Goal: Wherever a line holds the word "kontoinhaber", copy that line out.

Collected data entries:
____________________
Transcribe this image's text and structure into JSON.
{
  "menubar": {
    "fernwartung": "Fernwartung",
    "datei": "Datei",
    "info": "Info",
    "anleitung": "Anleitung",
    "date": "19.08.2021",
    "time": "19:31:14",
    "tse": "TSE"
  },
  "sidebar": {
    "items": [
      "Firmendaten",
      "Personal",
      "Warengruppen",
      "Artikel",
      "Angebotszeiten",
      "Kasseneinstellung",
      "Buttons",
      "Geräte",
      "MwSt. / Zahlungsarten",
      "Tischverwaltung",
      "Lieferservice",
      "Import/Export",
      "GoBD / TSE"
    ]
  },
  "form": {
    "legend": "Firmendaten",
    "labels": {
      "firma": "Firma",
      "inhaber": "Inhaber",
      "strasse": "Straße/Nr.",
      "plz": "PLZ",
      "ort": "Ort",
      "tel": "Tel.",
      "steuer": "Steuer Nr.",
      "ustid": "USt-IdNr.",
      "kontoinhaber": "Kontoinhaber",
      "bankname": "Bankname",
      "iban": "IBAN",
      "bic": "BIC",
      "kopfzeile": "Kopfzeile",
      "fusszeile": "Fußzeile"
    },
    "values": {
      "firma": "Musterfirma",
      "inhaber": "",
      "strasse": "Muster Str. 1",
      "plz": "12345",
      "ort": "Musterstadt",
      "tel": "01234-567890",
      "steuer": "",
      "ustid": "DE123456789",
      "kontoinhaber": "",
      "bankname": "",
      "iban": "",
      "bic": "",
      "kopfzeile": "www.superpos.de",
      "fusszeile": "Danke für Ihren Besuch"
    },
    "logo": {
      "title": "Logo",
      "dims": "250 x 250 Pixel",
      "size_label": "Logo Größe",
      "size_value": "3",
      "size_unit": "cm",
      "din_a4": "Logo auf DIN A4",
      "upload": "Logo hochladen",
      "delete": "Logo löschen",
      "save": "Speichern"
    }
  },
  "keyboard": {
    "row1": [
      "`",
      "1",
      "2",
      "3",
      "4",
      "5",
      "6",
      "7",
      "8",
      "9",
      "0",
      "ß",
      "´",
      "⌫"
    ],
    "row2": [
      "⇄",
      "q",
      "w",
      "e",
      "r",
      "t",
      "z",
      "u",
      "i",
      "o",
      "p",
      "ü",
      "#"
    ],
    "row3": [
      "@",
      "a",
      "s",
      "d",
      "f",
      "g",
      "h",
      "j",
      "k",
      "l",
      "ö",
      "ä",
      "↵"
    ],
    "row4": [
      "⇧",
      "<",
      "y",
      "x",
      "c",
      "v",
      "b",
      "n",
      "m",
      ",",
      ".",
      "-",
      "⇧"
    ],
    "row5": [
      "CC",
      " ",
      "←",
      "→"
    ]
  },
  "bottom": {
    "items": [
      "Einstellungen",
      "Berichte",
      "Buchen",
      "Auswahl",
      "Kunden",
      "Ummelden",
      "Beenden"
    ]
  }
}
____________________
Output of the exercise:
      "kontoinhaber": "Kontoinhaber",
      "kontoinhaber": "",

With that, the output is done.